### EXTRACTED RECORDS
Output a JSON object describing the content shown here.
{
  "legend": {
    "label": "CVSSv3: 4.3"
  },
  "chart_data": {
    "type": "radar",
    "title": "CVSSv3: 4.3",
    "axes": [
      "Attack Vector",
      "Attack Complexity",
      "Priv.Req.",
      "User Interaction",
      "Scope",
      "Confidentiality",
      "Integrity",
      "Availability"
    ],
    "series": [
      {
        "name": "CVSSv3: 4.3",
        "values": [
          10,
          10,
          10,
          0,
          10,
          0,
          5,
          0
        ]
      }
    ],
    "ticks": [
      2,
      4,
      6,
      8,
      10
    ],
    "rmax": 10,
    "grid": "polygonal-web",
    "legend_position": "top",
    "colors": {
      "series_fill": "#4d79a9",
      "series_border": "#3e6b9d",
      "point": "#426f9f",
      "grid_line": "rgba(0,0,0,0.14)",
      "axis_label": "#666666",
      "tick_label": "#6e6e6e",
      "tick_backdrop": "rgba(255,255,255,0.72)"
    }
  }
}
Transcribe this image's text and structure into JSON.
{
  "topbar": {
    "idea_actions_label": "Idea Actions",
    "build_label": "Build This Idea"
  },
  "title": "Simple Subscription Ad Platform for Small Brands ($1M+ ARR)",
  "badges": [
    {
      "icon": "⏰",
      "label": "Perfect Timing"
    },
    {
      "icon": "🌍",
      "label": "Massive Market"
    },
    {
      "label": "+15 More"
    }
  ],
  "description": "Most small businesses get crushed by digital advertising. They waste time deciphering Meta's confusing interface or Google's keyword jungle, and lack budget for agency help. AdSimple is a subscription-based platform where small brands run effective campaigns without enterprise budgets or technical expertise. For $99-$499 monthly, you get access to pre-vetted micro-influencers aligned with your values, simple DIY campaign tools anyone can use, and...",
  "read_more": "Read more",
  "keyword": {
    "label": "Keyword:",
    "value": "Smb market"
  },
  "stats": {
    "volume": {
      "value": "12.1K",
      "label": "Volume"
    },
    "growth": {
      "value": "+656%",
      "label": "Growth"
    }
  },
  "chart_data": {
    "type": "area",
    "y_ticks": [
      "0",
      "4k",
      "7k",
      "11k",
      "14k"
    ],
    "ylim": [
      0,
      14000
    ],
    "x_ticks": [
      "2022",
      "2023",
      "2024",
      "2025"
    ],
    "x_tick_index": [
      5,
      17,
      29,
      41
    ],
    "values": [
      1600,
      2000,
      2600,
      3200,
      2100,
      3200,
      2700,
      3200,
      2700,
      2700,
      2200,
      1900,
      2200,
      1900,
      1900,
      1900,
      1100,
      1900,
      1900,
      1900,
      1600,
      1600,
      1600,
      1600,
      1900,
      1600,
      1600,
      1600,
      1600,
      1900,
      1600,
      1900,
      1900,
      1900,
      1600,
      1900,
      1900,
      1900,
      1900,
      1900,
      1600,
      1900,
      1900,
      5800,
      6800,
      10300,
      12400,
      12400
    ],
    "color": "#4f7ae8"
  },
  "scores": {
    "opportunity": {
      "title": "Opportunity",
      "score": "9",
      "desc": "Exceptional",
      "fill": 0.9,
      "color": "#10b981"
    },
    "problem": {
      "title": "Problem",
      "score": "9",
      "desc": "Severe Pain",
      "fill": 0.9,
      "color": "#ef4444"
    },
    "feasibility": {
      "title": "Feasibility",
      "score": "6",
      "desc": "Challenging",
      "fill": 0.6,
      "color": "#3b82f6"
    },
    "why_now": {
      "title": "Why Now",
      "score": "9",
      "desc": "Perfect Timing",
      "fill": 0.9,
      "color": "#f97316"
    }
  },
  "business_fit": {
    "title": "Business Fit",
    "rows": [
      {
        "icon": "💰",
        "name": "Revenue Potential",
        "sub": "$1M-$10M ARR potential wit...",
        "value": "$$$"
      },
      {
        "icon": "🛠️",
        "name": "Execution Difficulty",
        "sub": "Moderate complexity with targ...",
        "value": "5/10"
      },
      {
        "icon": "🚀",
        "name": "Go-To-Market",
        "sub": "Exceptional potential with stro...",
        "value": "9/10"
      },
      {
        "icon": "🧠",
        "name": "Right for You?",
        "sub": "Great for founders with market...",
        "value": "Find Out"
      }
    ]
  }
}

### WORK TO BE COMPLETED
Go through the entries above and copy every line containing "with".

### FINISHED ANSWER
  "description": "Most small businesses get crushed by digital advertising. They waste time deciphering Meta's confusing interface or Google's keyword jungle, and lack budget for agency help. AdSimple is a subscription-based platform where small brands run effective campaigns without enterprise budgets or technical expertise. For $99-$499 monthly, you get access to pre-vetted micro-influencers aligned with your values, simple DIY campaign tools anyone can use, and...",
        "sub": "Moderate complexity with targ...",
        "sub": "Exceptional potential with stro...",
        "sub": "Great for founders with market...",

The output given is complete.